→ **REQUIREMENT**
From the line containing "Convert this screenshot" through the last line of the entries, output the text exactly. Pictures stay out.

→ **ENTRIES SUPPLIED**
==========

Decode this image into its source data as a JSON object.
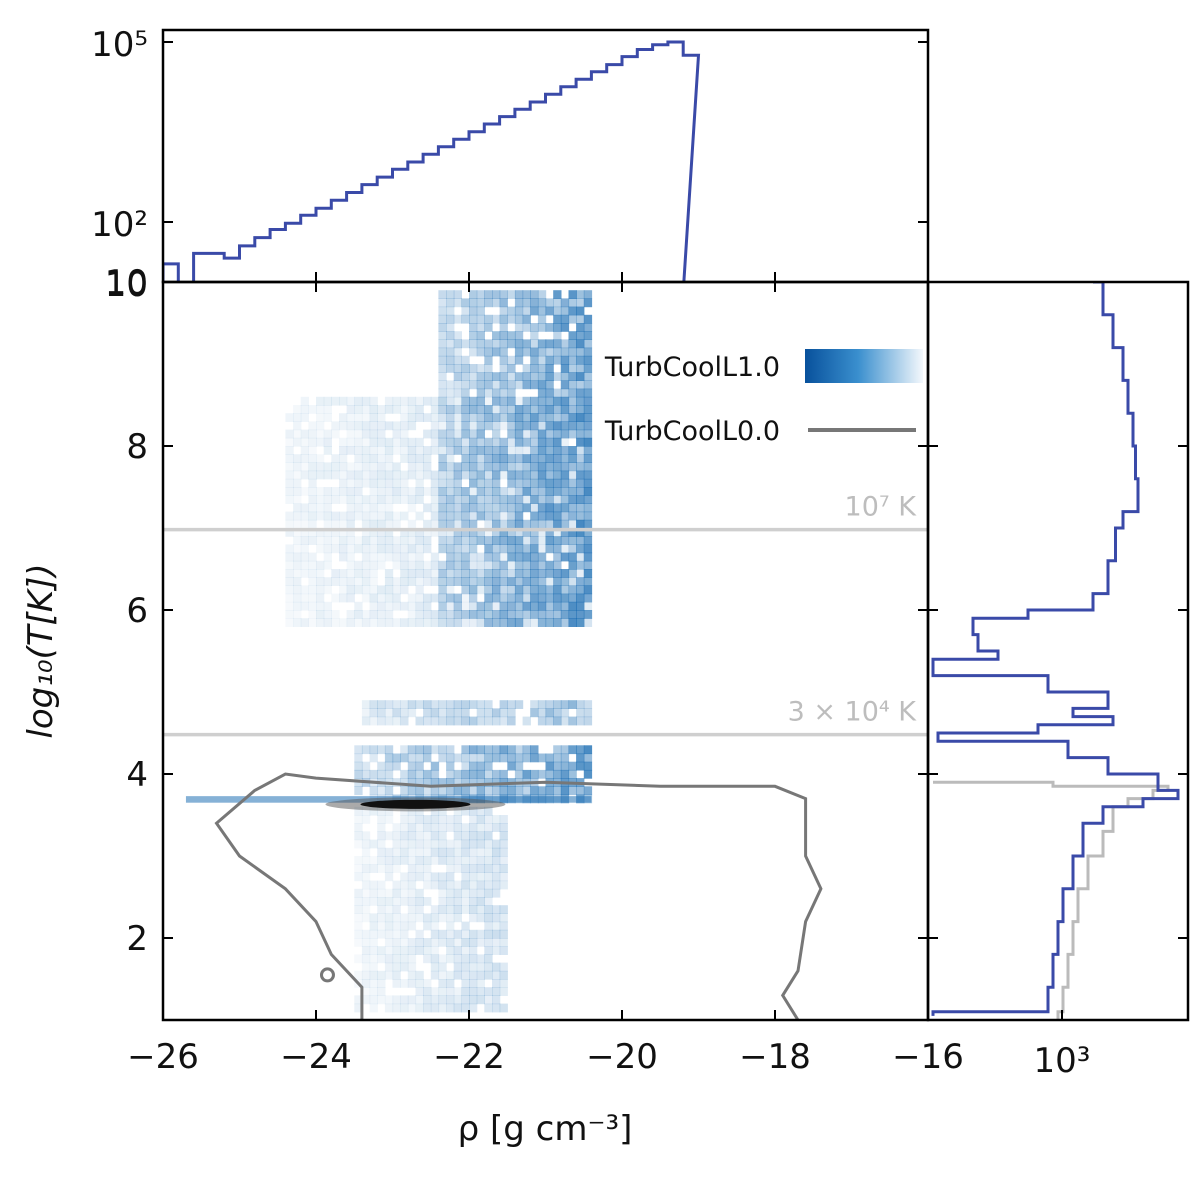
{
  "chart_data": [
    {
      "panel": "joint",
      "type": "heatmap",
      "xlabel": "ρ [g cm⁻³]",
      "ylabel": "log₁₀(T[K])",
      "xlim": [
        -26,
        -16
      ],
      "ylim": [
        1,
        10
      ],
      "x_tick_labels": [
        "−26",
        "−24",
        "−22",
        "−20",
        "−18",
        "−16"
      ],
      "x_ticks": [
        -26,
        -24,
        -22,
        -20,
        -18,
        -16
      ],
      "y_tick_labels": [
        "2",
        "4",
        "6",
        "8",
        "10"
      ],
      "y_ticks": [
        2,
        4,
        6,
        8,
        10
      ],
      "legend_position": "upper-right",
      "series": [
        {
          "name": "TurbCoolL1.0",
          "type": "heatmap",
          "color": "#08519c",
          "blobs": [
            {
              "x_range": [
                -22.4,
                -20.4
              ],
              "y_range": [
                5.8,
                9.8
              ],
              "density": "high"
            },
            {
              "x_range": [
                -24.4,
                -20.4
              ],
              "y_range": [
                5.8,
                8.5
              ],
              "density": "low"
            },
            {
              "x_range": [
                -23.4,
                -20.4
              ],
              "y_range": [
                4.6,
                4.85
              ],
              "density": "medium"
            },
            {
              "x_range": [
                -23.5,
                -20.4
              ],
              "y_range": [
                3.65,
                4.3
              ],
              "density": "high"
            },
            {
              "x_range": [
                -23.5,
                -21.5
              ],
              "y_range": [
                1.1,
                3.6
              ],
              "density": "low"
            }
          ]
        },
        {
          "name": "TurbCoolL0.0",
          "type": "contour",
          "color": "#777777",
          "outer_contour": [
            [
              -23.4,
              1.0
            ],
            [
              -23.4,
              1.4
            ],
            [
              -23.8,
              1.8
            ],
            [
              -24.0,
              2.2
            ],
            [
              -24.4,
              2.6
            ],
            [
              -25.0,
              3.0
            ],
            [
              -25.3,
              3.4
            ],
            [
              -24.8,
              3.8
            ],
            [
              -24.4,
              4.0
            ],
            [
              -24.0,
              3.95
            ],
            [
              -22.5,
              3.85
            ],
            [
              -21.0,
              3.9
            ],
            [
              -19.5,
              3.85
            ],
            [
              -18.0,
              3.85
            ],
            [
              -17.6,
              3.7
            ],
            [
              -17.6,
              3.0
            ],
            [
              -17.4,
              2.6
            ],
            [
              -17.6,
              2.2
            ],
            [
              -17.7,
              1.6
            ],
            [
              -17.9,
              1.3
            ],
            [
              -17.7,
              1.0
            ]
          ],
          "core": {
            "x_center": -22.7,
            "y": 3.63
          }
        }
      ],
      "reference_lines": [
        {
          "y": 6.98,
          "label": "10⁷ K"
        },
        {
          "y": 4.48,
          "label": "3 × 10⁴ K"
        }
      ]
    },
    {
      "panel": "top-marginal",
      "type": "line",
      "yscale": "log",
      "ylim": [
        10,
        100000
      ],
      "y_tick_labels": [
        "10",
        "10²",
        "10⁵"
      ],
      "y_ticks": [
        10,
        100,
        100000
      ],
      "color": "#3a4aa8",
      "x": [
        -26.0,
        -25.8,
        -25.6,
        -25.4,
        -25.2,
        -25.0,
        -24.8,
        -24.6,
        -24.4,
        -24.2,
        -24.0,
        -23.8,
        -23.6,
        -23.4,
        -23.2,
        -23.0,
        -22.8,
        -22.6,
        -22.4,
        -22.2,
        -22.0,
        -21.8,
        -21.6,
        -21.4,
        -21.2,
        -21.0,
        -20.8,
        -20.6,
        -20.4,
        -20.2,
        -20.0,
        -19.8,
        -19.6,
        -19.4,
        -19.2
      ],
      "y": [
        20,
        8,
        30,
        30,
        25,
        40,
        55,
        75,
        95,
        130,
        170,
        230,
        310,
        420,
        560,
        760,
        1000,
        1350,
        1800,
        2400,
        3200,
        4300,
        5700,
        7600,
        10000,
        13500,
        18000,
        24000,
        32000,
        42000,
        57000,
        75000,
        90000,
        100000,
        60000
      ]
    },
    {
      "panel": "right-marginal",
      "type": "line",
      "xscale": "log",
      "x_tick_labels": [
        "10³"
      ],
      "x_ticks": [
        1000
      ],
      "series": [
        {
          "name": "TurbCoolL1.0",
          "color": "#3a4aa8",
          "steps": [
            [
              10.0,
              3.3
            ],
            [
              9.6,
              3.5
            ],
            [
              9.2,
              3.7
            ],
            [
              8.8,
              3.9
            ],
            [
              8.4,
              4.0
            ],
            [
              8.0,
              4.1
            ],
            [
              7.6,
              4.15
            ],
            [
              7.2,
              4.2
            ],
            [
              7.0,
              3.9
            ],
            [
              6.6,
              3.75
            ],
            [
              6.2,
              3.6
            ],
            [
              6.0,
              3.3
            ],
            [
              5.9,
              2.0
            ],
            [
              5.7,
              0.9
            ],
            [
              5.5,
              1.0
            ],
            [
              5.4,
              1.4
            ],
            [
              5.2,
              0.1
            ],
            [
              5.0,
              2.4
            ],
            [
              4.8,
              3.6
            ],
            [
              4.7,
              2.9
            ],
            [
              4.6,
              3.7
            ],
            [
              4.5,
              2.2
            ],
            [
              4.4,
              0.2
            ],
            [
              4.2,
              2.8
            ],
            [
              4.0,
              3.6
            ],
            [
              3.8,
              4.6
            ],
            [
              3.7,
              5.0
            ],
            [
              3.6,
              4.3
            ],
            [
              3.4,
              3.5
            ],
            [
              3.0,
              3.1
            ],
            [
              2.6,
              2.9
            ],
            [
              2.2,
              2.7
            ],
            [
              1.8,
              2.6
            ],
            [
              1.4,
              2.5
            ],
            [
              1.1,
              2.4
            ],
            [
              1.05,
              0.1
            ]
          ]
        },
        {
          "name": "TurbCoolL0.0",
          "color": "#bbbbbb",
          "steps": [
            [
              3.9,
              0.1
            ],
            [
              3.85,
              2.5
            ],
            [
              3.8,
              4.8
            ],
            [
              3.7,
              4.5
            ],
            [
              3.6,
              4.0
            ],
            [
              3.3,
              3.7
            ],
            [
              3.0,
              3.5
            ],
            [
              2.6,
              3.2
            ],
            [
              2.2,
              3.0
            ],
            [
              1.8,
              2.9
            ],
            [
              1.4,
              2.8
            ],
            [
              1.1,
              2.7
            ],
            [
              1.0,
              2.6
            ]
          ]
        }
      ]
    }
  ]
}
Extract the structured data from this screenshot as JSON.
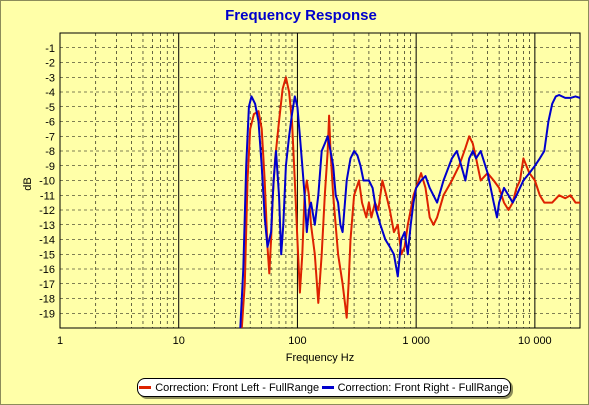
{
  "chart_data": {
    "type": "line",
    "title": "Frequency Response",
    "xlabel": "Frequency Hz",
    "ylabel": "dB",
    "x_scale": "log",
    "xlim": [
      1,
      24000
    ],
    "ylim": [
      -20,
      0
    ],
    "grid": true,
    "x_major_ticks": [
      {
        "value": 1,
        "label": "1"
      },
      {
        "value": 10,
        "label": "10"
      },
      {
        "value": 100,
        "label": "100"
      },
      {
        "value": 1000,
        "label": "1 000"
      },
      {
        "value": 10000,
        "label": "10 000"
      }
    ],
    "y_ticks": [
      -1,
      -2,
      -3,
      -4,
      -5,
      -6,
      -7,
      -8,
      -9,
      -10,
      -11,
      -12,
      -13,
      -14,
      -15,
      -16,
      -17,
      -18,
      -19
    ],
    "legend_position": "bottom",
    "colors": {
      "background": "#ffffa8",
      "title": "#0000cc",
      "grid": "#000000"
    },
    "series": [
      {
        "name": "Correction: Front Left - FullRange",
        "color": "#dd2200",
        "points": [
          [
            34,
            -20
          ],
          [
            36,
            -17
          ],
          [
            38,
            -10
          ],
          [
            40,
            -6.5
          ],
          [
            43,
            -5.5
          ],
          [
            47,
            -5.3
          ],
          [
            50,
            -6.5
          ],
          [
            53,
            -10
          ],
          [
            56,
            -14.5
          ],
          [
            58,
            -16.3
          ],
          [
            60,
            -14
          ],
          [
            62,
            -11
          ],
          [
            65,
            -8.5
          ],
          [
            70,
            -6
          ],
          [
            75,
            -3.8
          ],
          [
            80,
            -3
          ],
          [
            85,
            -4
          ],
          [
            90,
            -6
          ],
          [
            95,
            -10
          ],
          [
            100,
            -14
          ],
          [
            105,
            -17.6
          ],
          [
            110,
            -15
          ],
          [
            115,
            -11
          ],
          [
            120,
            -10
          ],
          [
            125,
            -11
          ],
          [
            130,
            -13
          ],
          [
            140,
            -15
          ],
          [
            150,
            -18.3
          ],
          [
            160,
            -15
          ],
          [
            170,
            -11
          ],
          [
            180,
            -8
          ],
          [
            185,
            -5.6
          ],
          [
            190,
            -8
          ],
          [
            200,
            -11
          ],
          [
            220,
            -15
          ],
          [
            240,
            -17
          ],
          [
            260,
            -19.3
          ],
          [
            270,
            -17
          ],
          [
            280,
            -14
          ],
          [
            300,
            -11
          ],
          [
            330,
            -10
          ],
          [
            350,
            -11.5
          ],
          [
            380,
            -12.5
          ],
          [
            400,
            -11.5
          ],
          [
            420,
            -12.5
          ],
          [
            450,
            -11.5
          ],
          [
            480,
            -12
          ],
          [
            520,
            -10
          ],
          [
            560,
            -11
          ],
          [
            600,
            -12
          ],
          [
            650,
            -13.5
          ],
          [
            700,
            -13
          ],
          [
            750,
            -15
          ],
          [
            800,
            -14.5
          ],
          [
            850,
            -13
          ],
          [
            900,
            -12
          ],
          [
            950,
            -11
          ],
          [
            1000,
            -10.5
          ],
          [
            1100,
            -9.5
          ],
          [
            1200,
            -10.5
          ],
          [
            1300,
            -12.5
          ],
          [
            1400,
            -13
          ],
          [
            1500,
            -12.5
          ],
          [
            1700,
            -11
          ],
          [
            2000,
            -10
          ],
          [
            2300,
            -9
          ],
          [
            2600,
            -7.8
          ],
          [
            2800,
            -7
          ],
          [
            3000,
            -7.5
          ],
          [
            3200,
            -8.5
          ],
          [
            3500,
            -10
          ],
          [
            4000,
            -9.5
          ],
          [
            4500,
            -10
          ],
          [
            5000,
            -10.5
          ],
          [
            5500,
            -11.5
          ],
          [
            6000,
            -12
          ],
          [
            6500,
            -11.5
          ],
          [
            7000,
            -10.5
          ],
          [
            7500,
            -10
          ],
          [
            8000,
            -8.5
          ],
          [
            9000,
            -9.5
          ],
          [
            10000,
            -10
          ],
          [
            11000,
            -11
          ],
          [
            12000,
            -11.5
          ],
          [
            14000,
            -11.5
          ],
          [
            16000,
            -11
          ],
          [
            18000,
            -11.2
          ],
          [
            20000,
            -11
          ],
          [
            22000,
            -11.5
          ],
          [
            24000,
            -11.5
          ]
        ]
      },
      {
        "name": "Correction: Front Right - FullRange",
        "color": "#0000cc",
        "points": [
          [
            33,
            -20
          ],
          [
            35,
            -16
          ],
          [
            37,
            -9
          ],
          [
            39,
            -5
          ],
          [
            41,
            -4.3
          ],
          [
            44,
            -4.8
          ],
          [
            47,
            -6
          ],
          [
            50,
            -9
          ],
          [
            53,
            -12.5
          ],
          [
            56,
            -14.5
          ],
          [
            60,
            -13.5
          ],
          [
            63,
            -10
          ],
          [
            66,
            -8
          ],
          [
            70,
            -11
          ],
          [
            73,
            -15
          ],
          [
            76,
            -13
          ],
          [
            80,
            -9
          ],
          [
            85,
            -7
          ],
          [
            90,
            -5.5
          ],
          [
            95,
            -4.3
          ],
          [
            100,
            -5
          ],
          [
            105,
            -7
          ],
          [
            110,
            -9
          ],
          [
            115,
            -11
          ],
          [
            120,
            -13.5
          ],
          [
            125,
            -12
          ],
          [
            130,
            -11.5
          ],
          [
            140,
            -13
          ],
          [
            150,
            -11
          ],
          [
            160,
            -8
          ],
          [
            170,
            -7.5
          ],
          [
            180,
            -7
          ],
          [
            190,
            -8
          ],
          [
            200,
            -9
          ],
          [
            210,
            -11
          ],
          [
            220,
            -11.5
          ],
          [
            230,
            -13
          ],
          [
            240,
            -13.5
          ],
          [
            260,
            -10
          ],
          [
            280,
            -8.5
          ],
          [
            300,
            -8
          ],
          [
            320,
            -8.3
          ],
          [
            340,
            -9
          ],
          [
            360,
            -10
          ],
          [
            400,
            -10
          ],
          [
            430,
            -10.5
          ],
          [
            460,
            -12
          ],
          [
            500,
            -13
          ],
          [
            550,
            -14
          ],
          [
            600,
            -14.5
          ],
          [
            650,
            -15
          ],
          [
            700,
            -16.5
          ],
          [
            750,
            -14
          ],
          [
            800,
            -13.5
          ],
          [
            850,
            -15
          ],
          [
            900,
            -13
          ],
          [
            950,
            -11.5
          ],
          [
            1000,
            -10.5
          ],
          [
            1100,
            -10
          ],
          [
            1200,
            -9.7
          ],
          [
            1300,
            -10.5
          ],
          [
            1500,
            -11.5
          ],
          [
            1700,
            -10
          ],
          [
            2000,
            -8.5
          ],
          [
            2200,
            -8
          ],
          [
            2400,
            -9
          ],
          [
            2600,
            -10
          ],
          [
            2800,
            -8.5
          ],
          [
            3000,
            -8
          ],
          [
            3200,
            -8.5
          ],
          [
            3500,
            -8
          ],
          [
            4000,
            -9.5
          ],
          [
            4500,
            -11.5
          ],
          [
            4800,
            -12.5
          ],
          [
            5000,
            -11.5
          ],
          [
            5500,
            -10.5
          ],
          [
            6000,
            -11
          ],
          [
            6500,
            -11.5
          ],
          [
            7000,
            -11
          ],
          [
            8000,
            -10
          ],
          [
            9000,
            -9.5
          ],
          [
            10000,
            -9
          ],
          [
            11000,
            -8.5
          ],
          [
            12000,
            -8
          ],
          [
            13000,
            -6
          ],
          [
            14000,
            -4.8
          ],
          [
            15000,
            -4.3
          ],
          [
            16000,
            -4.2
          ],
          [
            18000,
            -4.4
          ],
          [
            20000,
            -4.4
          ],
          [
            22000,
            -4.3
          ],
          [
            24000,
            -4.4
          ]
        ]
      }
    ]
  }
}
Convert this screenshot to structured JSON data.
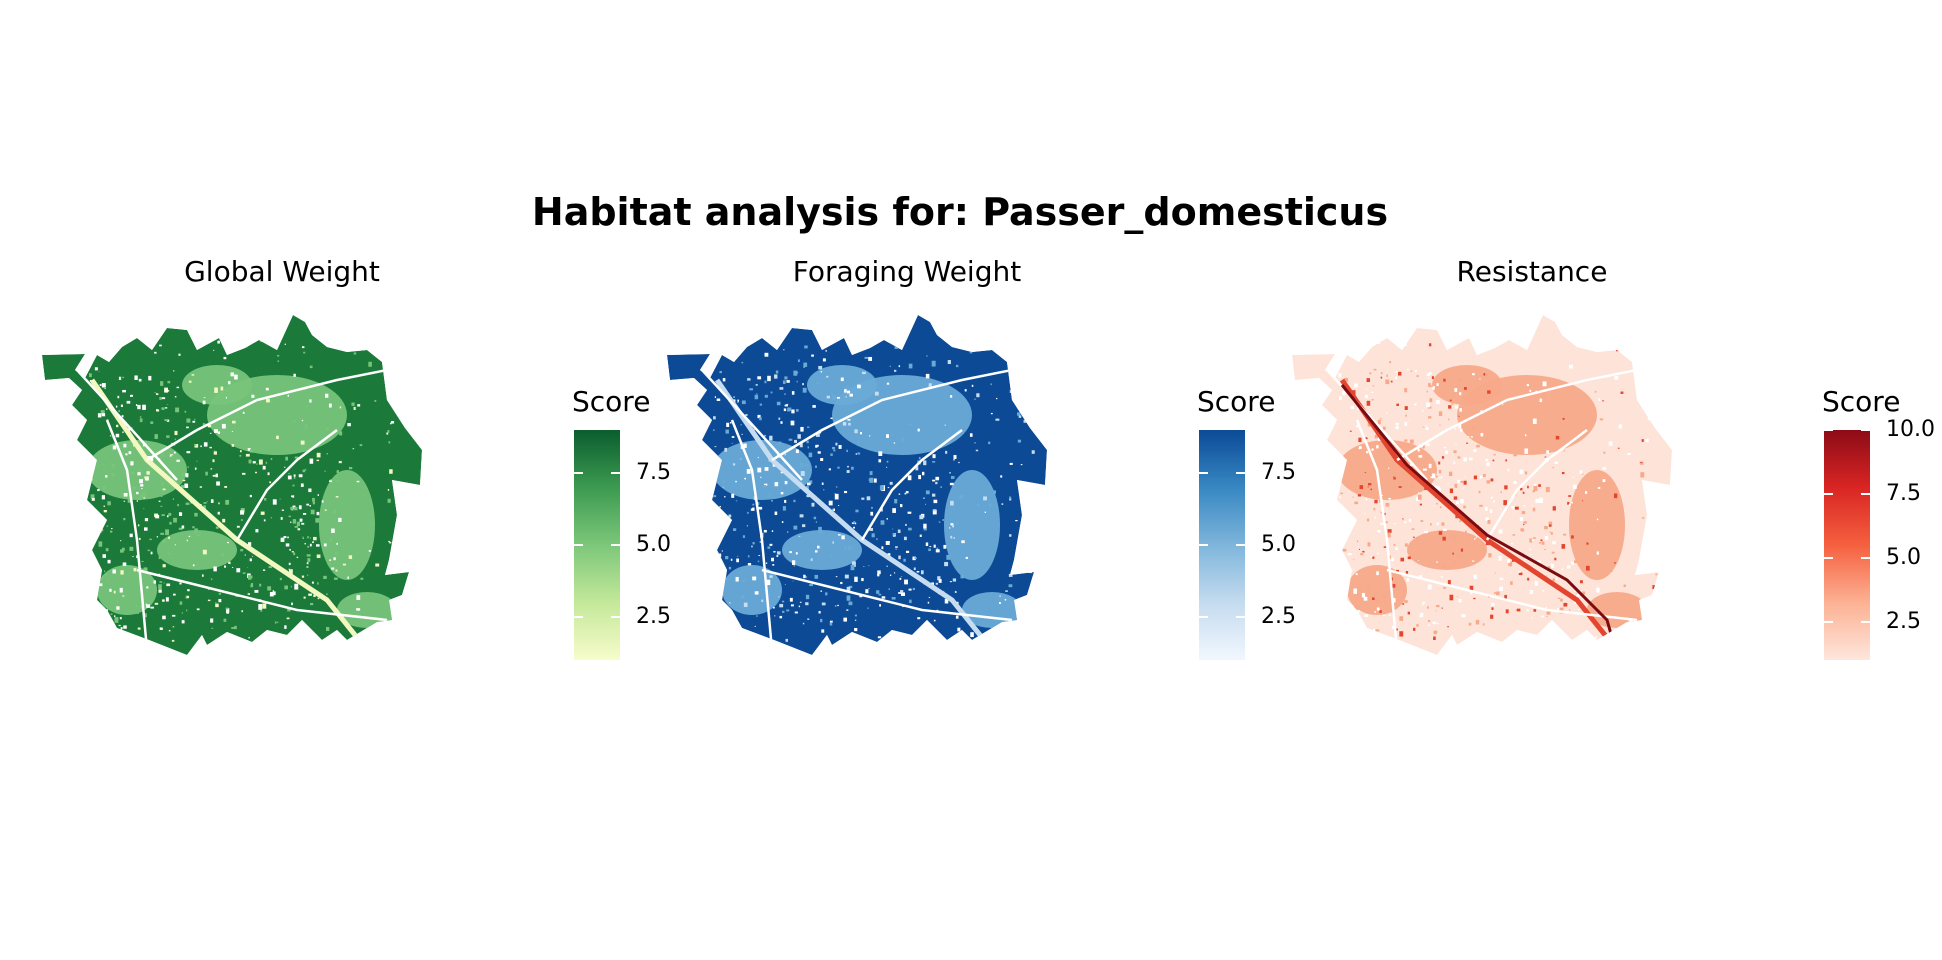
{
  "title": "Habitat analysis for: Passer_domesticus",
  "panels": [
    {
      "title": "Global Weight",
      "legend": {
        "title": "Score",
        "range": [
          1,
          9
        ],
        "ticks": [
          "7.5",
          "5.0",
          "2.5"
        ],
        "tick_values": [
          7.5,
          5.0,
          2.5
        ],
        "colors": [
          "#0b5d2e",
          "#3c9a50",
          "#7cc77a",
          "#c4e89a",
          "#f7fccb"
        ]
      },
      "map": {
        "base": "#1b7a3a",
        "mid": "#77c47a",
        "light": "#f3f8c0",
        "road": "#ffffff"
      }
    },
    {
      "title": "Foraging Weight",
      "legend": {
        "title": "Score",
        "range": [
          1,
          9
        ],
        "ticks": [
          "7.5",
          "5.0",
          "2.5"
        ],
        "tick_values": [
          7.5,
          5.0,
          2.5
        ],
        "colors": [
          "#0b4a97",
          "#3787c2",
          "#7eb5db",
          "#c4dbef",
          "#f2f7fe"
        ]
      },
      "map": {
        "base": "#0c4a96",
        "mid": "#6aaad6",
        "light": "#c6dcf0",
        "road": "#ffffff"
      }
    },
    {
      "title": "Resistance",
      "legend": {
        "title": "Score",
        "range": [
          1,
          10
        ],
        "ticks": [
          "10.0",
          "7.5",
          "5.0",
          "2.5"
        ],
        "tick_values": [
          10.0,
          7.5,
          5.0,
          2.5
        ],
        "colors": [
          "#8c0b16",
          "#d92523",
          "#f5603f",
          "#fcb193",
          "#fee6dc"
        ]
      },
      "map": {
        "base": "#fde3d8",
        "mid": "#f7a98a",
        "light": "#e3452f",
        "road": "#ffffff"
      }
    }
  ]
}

==========

→ **SOLUTION TO THIS PROBLEM**
Convert this screenshot to structured JSON data.
{
  "title": "Habitat analysis for: Passer_domesticus",
  "panels": [
    {
      "title": "Global Weight",
      "legend": {
        "title": "Score",
        "range": [
          1,
          9
        ],
        "ticks": [
          "7.5",
          "5.0",
          "2.5"
        ],
        "tick_values": [
          7.5,
          5.0,
          2.5
        ],
        "colors": [
          "#0b5d2e",
          "#3c9a50",
          "#7cc77a",
          "#c4e89a",
          "#f7fccb"
        ]
      },
      "map": {
        "base": "#1b7a3a",
        "mid": "#77c47a",
        "light": "#f3f8c0",
        "road": "#ffffff"
      }
    },
    {
      "title": "Foraging Weight",
      "legend": {
        "title": "Score",
        "range": [
          1,
          9
        ],
        "ticks": [
          "7.5",
          "5.0",
          "2.5"
        ],
        "tick_values": [
          7.5,
          5.0,
          2.5
        ],
        "colors": [
          "#0b4a97",
          "#3787c2",
          "#7eb5db",
          "#c4dbef",
          "#f2f7fe"
        ]
      },
      "map": {
        "base": "#0c4a96",
        "mid": "#6aaad6",
        "light": "#c6dcf0",
        "road": "#ffffff"
      }
    },
    {
      "title": "Resistance",
      "legend": {
        "title": "Score",
        "range": [
          1,
          10
        ],
        "ticks": [
          "10.0",
          "7.5",
          "5.0",
          "2.5"
        ],
        "tick_values": [
          10.0,
          7.5,
          5.0,
          2.5
        ],
        "colors": [
          "#8c0b16",
          "#d92523",
          "#f5603f",
          "#fcb193",
          "#fee6dc"
        ]
      },
      "map": {
        "base": "#fde3d8",
        "mid": "#f7a98a",
        "light": "#e3452f",
        "road": "#ffffff"
      }
    }
  ]
}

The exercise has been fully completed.